Find the word "screenshot" in the data. Return every line where it appears.

━━ AVAILABLE RECORDS

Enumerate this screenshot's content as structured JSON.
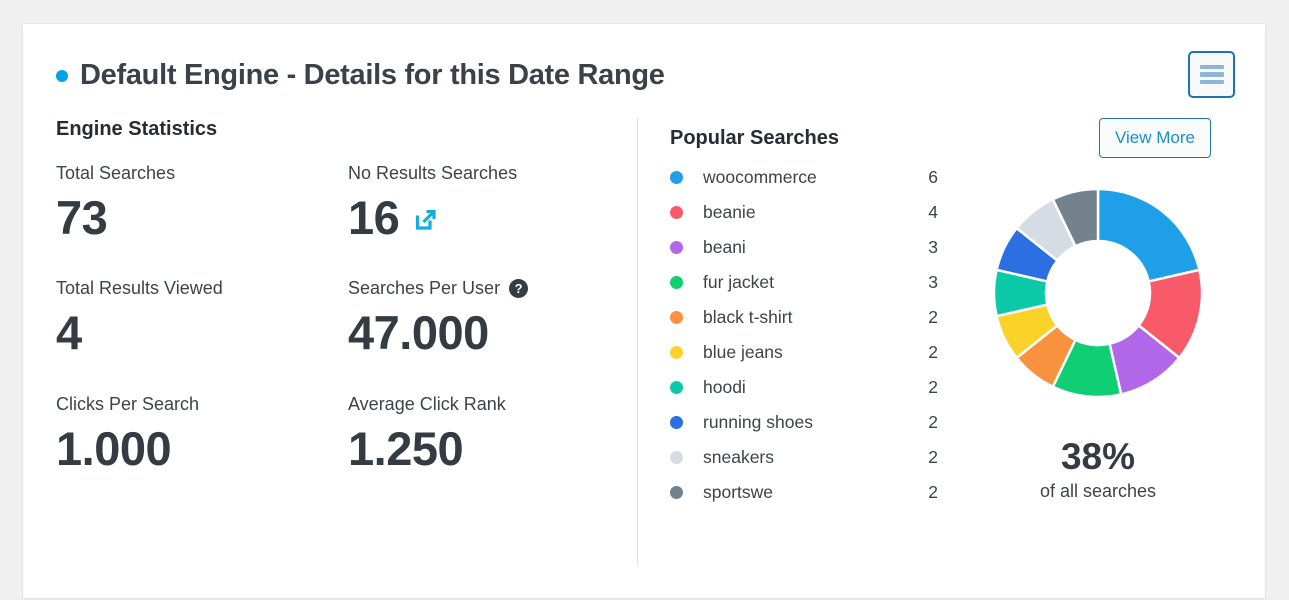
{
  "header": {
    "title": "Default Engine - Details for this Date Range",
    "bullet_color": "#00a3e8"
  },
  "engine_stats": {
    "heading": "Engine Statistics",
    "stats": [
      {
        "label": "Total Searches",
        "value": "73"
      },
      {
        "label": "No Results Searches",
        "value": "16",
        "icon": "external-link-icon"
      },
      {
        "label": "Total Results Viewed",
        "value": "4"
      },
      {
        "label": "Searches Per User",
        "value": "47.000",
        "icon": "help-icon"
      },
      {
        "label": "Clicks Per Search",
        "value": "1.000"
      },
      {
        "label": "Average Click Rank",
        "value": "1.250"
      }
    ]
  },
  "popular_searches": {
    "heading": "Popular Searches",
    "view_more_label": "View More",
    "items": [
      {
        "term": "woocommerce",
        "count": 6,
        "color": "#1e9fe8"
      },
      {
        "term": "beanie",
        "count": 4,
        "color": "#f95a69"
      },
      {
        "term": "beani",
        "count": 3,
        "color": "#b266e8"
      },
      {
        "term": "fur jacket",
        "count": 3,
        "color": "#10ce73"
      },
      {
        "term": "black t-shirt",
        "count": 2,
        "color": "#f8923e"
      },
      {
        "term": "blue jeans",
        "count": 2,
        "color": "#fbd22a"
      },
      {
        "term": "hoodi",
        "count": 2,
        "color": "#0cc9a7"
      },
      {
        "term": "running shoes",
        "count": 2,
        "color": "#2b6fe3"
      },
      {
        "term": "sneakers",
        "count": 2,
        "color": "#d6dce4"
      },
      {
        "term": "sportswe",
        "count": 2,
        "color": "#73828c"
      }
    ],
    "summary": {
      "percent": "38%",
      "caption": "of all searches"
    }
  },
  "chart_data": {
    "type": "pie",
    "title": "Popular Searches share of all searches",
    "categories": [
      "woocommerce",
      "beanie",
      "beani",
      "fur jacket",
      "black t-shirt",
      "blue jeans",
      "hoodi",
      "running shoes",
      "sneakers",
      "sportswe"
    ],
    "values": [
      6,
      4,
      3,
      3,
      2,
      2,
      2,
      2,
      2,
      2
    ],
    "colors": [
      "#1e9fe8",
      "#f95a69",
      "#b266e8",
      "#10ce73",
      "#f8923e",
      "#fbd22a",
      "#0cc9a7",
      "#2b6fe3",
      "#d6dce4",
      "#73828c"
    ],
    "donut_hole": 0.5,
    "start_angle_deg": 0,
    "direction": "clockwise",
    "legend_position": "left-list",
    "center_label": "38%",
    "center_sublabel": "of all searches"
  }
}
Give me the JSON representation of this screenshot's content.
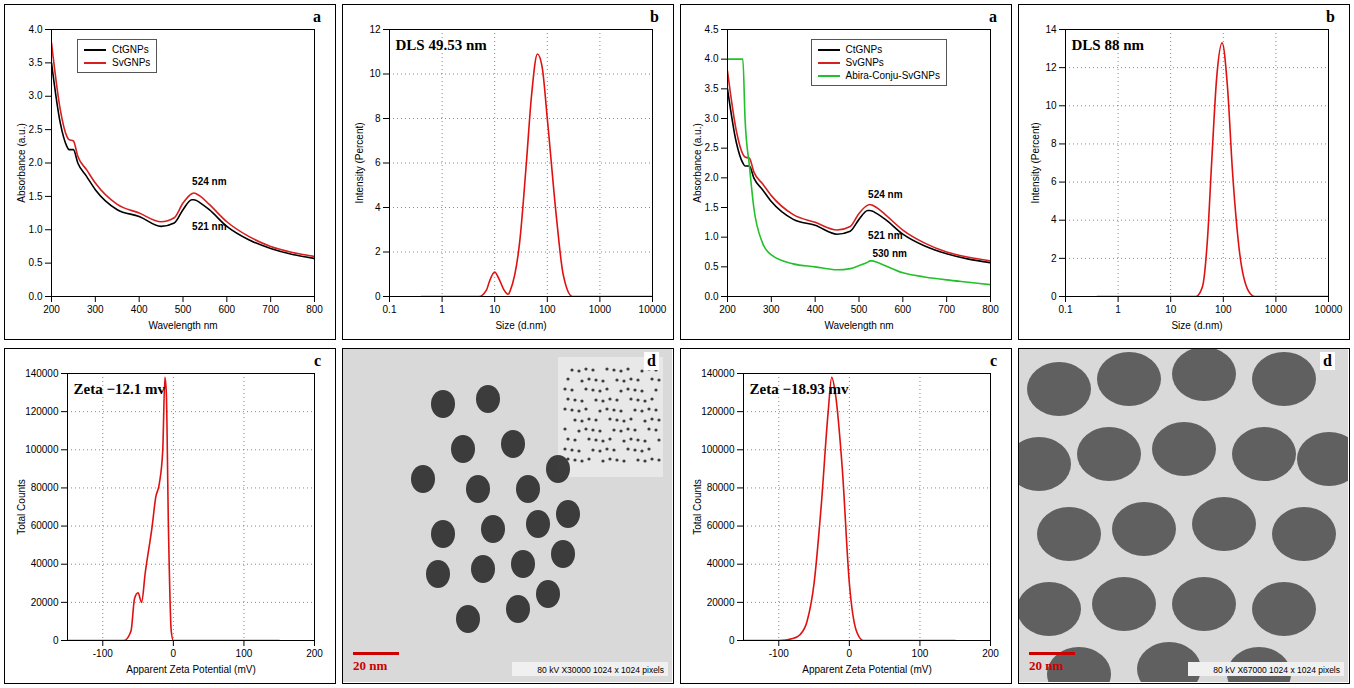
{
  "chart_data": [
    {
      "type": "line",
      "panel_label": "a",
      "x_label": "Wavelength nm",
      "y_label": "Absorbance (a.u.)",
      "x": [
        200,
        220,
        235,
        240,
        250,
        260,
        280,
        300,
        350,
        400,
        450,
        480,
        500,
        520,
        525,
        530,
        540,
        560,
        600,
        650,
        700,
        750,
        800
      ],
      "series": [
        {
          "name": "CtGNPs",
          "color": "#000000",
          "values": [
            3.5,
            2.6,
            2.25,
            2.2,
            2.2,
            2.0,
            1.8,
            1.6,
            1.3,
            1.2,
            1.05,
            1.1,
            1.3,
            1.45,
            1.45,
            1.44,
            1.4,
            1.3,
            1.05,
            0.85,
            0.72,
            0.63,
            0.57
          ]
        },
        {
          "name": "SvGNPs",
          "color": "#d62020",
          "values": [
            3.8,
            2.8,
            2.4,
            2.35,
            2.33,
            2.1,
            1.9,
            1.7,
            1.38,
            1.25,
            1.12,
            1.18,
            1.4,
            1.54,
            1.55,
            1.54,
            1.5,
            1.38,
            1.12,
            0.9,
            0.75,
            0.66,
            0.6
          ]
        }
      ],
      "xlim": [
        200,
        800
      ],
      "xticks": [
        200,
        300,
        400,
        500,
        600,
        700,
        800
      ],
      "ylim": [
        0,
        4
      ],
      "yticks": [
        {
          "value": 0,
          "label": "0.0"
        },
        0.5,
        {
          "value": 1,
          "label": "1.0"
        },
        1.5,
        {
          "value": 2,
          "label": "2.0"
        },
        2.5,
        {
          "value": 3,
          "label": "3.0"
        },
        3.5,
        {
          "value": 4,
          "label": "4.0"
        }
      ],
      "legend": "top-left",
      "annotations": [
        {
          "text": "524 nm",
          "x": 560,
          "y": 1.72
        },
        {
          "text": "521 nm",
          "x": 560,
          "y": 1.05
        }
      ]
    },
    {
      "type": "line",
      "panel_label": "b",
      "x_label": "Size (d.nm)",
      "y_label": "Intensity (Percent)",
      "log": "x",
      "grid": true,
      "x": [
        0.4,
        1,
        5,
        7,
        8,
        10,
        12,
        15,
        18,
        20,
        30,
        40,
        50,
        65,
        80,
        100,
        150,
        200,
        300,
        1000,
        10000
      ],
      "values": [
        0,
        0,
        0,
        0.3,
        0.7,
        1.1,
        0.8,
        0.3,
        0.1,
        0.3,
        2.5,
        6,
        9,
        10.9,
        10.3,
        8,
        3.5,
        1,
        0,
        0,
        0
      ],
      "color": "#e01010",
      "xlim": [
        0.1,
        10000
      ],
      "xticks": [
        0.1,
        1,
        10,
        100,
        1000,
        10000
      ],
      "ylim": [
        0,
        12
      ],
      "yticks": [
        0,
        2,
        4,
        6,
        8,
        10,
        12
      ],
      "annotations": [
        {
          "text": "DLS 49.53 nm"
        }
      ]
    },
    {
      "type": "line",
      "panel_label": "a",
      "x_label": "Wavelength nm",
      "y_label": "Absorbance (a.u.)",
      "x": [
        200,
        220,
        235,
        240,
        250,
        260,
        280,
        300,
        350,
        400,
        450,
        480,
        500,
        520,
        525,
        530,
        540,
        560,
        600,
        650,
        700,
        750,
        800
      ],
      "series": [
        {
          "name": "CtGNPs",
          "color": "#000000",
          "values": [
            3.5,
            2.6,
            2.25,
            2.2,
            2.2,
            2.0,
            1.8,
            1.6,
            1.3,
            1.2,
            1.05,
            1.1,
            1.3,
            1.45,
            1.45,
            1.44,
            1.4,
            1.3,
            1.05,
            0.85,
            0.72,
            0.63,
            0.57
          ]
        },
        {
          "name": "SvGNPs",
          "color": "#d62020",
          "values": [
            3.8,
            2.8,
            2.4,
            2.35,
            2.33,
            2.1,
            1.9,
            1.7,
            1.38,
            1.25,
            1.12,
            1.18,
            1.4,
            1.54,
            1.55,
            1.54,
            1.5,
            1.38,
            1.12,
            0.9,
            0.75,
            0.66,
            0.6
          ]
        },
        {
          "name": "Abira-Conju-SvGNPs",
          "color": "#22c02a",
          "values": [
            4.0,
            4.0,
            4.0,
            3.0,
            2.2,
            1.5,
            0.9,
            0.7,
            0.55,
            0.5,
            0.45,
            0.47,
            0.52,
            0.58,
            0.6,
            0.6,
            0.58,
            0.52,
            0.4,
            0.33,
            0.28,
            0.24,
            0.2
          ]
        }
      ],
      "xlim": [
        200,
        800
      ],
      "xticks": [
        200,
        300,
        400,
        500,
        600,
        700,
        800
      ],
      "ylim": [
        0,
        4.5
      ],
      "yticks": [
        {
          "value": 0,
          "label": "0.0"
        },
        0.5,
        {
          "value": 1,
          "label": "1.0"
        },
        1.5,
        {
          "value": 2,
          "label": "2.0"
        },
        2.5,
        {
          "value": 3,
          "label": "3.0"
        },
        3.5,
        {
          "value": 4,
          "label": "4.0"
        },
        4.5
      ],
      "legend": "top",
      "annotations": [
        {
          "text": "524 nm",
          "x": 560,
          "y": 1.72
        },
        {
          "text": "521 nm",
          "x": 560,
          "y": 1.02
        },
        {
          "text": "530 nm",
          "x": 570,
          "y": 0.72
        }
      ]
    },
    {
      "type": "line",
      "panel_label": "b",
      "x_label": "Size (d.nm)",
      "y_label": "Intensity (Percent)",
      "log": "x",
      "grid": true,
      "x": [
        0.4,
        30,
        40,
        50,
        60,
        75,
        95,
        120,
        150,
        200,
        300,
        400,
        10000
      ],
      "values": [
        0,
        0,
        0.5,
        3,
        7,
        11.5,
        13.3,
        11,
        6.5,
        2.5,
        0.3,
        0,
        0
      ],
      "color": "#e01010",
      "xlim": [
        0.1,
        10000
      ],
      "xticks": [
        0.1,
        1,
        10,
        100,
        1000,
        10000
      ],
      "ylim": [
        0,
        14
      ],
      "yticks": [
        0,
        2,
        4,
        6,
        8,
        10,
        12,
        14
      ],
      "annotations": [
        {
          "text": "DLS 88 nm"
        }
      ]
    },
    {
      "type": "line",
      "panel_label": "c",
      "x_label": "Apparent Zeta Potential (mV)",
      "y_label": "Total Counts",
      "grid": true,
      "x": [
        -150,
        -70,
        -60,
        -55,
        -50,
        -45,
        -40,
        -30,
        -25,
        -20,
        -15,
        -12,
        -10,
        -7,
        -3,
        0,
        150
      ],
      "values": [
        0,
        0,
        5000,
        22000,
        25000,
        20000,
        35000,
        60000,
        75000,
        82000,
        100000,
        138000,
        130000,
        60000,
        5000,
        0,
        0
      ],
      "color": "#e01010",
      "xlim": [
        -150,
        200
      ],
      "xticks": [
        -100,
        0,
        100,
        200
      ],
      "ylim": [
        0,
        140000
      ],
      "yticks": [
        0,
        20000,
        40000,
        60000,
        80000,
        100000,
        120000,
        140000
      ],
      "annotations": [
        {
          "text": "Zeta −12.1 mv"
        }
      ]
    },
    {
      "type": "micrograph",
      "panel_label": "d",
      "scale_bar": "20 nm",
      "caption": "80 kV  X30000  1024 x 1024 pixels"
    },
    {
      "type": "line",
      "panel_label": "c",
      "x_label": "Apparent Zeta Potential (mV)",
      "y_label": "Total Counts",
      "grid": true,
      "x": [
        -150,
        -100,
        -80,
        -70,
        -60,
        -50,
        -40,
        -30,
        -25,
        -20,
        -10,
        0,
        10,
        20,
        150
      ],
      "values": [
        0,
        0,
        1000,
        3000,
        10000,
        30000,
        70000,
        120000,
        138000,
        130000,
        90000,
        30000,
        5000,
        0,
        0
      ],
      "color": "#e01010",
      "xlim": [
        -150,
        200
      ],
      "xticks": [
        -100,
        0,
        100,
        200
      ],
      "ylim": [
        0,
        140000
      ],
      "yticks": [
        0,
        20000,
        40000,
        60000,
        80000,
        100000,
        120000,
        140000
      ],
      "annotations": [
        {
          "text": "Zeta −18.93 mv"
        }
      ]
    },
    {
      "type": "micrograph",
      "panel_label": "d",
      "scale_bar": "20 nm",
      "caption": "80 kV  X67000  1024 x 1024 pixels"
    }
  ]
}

━━━━
━━ AVAILABLE RECORDS

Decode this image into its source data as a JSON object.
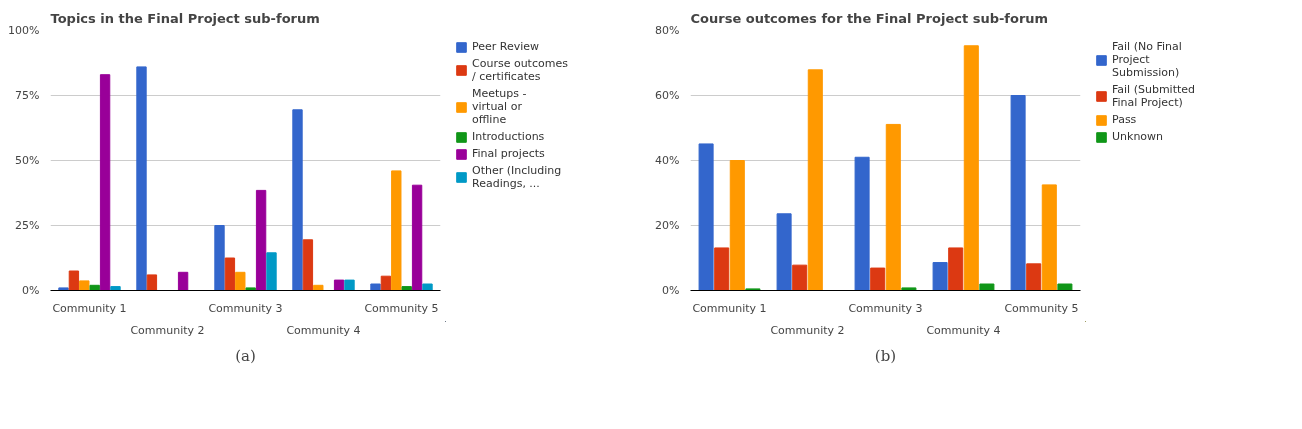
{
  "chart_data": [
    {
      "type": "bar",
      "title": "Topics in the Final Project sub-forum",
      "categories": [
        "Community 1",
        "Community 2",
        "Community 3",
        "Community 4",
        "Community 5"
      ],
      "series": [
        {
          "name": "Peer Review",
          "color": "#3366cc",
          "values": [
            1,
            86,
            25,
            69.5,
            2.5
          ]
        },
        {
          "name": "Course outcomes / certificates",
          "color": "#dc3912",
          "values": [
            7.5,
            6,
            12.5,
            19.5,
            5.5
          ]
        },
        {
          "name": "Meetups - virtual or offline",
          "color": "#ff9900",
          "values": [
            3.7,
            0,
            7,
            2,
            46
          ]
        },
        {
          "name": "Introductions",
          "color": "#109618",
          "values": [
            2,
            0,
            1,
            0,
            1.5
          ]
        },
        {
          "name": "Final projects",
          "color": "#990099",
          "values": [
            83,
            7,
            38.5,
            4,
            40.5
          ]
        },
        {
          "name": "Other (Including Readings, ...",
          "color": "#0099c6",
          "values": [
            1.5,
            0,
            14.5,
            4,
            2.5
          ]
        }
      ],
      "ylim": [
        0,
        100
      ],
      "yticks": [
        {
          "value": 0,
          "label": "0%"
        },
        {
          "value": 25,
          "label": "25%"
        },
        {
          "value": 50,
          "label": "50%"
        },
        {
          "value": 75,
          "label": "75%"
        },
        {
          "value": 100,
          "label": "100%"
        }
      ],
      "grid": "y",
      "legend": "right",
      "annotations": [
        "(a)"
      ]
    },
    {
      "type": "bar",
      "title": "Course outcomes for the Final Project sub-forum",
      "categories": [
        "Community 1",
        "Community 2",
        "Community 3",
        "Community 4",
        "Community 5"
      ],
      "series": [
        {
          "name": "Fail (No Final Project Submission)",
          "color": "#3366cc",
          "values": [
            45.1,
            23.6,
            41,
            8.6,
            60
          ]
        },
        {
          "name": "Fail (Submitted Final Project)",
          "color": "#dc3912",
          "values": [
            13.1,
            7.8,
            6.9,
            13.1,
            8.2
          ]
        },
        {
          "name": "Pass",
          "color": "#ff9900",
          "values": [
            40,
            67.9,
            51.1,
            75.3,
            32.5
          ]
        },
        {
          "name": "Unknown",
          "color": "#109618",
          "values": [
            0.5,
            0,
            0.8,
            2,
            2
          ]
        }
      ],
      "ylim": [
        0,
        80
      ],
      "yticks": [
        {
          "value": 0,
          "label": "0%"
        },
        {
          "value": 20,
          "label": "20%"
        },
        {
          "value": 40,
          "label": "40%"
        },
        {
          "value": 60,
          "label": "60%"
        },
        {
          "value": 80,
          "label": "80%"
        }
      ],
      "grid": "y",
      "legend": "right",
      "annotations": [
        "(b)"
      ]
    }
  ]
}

━━━━
━━ AVAILABLE RECORDS

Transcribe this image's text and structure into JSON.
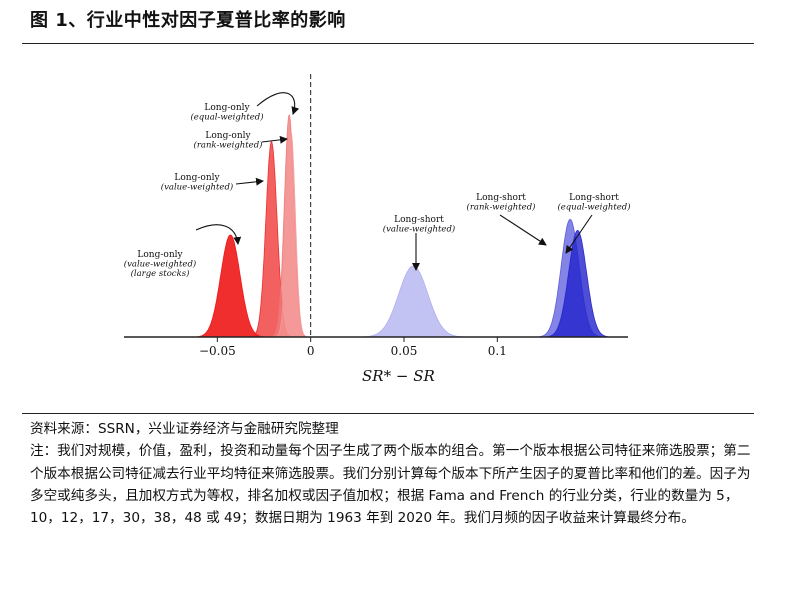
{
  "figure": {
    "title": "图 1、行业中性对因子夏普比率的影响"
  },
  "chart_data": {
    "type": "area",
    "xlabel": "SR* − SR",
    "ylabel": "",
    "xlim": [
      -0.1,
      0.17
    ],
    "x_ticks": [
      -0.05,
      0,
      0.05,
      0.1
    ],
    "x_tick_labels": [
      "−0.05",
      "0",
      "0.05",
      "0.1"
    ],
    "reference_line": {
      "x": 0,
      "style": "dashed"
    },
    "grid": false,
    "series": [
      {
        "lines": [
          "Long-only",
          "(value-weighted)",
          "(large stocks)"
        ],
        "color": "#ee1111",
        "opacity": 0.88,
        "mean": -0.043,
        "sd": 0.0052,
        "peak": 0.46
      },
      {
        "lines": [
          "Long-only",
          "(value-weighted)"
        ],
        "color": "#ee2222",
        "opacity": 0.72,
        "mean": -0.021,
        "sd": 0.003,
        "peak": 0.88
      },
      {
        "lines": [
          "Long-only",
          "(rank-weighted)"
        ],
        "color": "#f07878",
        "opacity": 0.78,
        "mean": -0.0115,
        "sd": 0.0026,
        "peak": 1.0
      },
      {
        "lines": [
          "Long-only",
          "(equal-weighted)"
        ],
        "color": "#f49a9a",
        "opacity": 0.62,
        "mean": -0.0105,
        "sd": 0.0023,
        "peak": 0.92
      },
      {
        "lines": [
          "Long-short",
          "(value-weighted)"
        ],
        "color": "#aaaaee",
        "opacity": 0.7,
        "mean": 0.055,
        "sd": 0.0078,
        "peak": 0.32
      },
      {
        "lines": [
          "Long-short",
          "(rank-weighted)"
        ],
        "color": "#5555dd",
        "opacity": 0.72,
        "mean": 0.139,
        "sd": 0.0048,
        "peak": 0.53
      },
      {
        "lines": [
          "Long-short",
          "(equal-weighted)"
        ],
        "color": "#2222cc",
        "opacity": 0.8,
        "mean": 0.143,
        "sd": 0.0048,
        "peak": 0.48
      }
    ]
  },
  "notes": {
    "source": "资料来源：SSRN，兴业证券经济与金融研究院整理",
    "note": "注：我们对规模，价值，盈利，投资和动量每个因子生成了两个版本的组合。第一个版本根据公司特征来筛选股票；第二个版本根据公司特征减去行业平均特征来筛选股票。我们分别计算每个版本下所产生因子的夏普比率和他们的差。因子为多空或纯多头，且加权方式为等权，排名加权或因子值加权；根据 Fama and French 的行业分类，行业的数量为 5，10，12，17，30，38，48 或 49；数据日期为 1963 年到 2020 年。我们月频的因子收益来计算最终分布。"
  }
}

━━━━

## SOLUTION FOR THIS TASK
Enumerate this screenshot's content as structured JSON.
Give me the JSON representation of this screenshot's content.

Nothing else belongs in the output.